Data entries
* Start *

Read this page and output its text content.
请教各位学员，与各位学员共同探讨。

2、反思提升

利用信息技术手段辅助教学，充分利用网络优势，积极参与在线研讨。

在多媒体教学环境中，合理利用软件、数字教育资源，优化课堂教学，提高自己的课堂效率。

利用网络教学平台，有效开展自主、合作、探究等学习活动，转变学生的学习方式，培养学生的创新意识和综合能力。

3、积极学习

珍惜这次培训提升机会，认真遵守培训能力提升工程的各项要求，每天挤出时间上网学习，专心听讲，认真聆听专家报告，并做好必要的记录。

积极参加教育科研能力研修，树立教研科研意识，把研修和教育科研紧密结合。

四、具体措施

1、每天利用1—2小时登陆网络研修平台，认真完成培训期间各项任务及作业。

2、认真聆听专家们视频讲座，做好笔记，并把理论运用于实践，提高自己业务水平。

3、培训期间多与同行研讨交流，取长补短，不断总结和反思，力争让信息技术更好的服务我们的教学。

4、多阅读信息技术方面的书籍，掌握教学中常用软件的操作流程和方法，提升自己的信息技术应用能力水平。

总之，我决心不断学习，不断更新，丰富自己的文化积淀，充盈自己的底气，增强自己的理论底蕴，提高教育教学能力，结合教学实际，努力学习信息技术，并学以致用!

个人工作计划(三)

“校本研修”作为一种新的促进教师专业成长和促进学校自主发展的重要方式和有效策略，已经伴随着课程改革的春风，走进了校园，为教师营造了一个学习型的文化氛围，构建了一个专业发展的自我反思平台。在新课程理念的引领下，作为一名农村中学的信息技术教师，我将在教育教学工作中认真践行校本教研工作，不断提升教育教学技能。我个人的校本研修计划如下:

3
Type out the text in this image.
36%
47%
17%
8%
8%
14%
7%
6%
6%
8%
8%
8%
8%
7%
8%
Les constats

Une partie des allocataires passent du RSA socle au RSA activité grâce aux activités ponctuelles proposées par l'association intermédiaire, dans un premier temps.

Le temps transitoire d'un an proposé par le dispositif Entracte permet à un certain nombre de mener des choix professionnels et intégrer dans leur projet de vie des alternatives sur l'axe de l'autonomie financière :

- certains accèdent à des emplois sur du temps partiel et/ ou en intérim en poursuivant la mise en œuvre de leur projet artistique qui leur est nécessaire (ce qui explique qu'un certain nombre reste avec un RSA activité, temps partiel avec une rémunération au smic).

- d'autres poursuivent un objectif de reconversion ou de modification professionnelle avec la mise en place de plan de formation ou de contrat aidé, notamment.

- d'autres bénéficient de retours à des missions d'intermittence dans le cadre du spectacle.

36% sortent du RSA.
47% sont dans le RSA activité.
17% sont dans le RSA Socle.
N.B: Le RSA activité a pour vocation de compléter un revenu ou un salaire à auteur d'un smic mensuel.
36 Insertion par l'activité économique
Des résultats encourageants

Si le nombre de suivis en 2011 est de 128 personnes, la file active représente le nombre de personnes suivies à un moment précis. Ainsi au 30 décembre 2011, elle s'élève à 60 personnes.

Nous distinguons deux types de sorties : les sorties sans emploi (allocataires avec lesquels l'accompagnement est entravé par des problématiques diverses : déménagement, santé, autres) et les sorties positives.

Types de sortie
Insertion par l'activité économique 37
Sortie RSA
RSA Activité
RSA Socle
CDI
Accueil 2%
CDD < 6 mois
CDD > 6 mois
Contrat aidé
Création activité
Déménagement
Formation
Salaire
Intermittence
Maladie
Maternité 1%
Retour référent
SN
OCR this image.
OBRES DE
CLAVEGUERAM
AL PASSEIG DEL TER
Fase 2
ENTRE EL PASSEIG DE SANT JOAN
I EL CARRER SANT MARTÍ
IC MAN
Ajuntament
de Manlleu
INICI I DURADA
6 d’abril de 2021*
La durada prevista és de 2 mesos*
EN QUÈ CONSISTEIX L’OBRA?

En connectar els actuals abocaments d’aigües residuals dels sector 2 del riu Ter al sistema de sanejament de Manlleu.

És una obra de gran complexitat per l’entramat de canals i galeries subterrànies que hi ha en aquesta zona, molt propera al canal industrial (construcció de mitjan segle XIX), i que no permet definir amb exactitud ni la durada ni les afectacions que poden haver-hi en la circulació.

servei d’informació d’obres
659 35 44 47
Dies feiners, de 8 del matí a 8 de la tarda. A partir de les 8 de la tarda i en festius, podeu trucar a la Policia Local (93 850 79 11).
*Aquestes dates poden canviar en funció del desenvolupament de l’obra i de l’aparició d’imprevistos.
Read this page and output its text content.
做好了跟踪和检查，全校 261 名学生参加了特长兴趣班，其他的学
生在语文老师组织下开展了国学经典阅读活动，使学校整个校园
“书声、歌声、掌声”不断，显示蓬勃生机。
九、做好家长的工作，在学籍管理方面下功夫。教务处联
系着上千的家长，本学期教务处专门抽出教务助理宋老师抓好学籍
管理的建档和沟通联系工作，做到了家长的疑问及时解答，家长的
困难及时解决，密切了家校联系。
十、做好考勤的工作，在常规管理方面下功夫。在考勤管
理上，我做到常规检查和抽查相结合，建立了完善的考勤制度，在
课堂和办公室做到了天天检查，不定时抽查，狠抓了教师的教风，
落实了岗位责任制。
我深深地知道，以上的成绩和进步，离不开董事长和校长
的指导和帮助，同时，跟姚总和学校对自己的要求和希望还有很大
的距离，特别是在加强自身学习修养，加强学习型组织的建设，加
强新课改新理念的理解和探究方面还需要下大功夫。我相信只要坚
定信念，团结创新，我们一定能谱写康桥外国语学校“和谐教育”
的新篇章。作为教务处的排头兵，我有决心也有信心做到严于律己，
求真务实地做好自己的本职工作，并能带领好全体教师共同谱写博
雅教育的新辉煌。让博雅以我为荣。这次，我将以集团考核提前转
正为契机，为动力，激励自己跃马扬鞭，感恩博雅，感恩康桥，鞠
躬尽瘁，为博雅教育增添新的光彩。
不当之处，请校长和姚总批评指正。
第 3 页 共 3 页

* End *

What you will do:
Write out every entry above, word for word.

Response below:
Read this page and output its text content.
请教各位学员，与各位学员共同探讨。

2、反思提升

利用信息技术手段辅助教学，充分利用网络优势，积极参与在线研讨。

在多媒体教学环境中，合理利用软件、数字教育资源，优化课堂教学，提高自己的课堂效率。

利用网络教学平台，有效开展自主、合作、探究等学习活动，转变学生的学习方式，培养学生的创新意识和综合能力。

3、积极学习

珍惜这次培训提升机会，认真遵守培训能力提升工程的各项要求，每天挤出时间上网学习，专心听讲，认真聆听专家报告，并做好必要的记录。

积极参加教育科研能力研修，树立教研科研意识，把研修和教育科研紧密结合。

四、具体措施

1、每天利用1—2小时登陆网络研修平台，认真完成培训期间各项任务及作业。

2、认真聆听专家们视频讲座，做好笔记，并把理论运用于实践，提高自己业务水平。

3、培训期间多与同行研讨交流，取长补短，不断总结和反思，力争让信息技术更好的服务我们的教学。

4、多阅读信息技术方面的书籍，掌握教学中常用软件的操作流程和方法，提升自己的信息技术应用能力水平。

总之，我决心不断学习，不断更新，丰富自己的文化积淀，充盈自己的底气，增强自己的理论底蕴，提高教育教学能力，结合教学实际，努力学习信息技术，并学以致用!

个人工作计划(三)

“校本研修”作为一种新的促进教师专业成长和促进学校自主发展的重要方式和有效策略，已经伴随着课程改革的春风，走进了校园，为教师营造了一个学习型的文化氛围，构建了一个专业发展的自我反思平台。在新课程理念的引领下，作为一名农村中学的信息技术教师，我将在教育教学工作中认真践行校本教研工作，不断提升教育教学技能。我个人的校本研修计划如下:

3
Type out the text in this image.
36%
47%
17%
8%
8%
14%
7%
6%
6%
8%
8%
8%
8%
7%
8%
Les constats

Une partie des allocataires passent du RSA socle au RSA activité grâce aux activités ponctuelles proposées par l'association intermédiaire, dans un premier temps.

Le temps transitoire d'un an proposé par le dispositif Entracte permet à un certain nombre de mener des choix professionnels et intégrer dans leur projet de vie des alternatives sur l'axe de l'autonomie financière :

- certains accèdent à des emplois sur du temps partiel et/ ou en intérim en poursuivant la mise en œuvre de leur projet artistique qui leur est nécessaire (ce qui explique qu'un certain nombre reste avec un RSA activité, temps partiel avec une rémunération au smic).

- d'autres poursuivent un objectif de reconversion ou de modification professionnelle avec la mise en place de plan de formation ou de contrat aidé, notamment.

- d'autres bénéficient de retours à des missions d'intermittence dans le cadre du spectacle.

36% sortent du RSA.
47% sont dans le RSA activité.
17% sont dans le RSA Socle.
N.B: Le RSA activité a pour vocation de compléter un revenu ou un salaire à auteur d'un smic mensuel.
36 Insertion par l'activité économique
Des résultats encourageants

Si le nombre de suivis en 2011 est de 128 personnes, la file active représente le nombre de personnes suivies à un moment précis. Ainsi au 30 décembre 2011, elle s'élève à 60 personnes.

Nous distinguons deux types de sorties : les sorties sans emploi (allocataires avec lesquels l'accompagnement est entravé par des problématiques diverses : déménagement, santé, autres) et les sorties positives.

Types de sortie
Insertion par l'activité économique 37
Sortie RSA
RSA Activité
RSA Socle
CDI
Accueil 2%
CDD < 6 mois
CDD > 6 mois
Contrat aidé
Création activité
Déménagement
Formation
Salaire
Intermittence
Maladie
Maternité 1%
Retour référent
SN
OCR this image.
OBRES DE
CLAVEGUERAM
AL PASSEIG DEL TER
Fase 2
ENTRE EL PASSEIG DE SANT JOAN
I EL CARRER SANT MARTÍ
IC MAN
Ajuntament
de Manlleu
INICI I DURADA
6 d’abril de 2021*
La durada prevista és de 2 mesos*
EN QUÈ CONSISTEIX L’OBRA?

En connectar els actuals abocaments d’aigües residuals dels sector 2 del riu Ter al sistema de sanejament de Manlleu.

És una obra de gran complexitat per l’entramat de canals i galeries subterrànies que hi ha en aquesta zona, molt propera al canal industrial (construcció de mitjan segle XIX), i que no permet definir amb exactitud ni la durada ni les afectacions que poden haver-hi en la circulació.

servei d’informació d’obres
659 35 44 47
Dies feiners, de 8 del matí a 8 de la tarda. A partir de les 8 de la tarda i en festius, podeu trucar a la Policia Local (93 850 79 11).
*Aquestes dates poden canviar en funció del desenvolupament de l’obra i de l’aparició d’imprevistos.
Read this page and output its text content.
做好了跟踪和检查，全校 261 名学生参加了特长兴趣班，其他的学
生在语文老师组织下开展了国学经典阅读活动，使学校整个校园
“书声、歌声、掌声”不断，显示蓬勃生机。
九、做好家长的工作，在学籍管理方面下功夫。教务处联
系着上千的家长，本学期教务处专门抽出教务助理宋老师抓好学籍
管理的建档和沟通联系工作，做到了家长的疑问及时解答，家长的
困难及时解决，密切了家校联系。
十、做好考勤的工作，在常规管理方面下功夫。在考勤管
理上，我做到常规检查和抽查相结合，建立了完善的考勤制度，在
课堂和办公室做到了天天检查，不定时抽查，狠抓了教师的教风，
落实了岗位责任制。
我深深地知道，以上的成绩和进步，离不开董事长和校长
的指导和帮助，同时，跟姚总和学校对自己的要求和希望还有很大
的距离，特别是在加强自身学习修养，加强学习型组织的建设，加
强新课改新理念的理解和探究方面还需要下大功夫。我相信只要坚
定信念，团结创新，我们一定能谱写康桥外国语学校“和谐教育”
的新篇章。作为教务处的排头兵，我有决心也有信心做到严于律己，
求真务实地做好自己的本职工作，并能带领好全体教师共同谱写博
雅教育的新辉煌。让博雅以我为荣。这次，我将以集团考核提前转
正为契机，为动力，激励自己跃马扬鞭，感恩博雅，感恩康桥，鞠
躬尽瘁，为博雅教育增添新的光彩。
不当之处，请校长和姚总批评指正。
第 3 页 共 3 页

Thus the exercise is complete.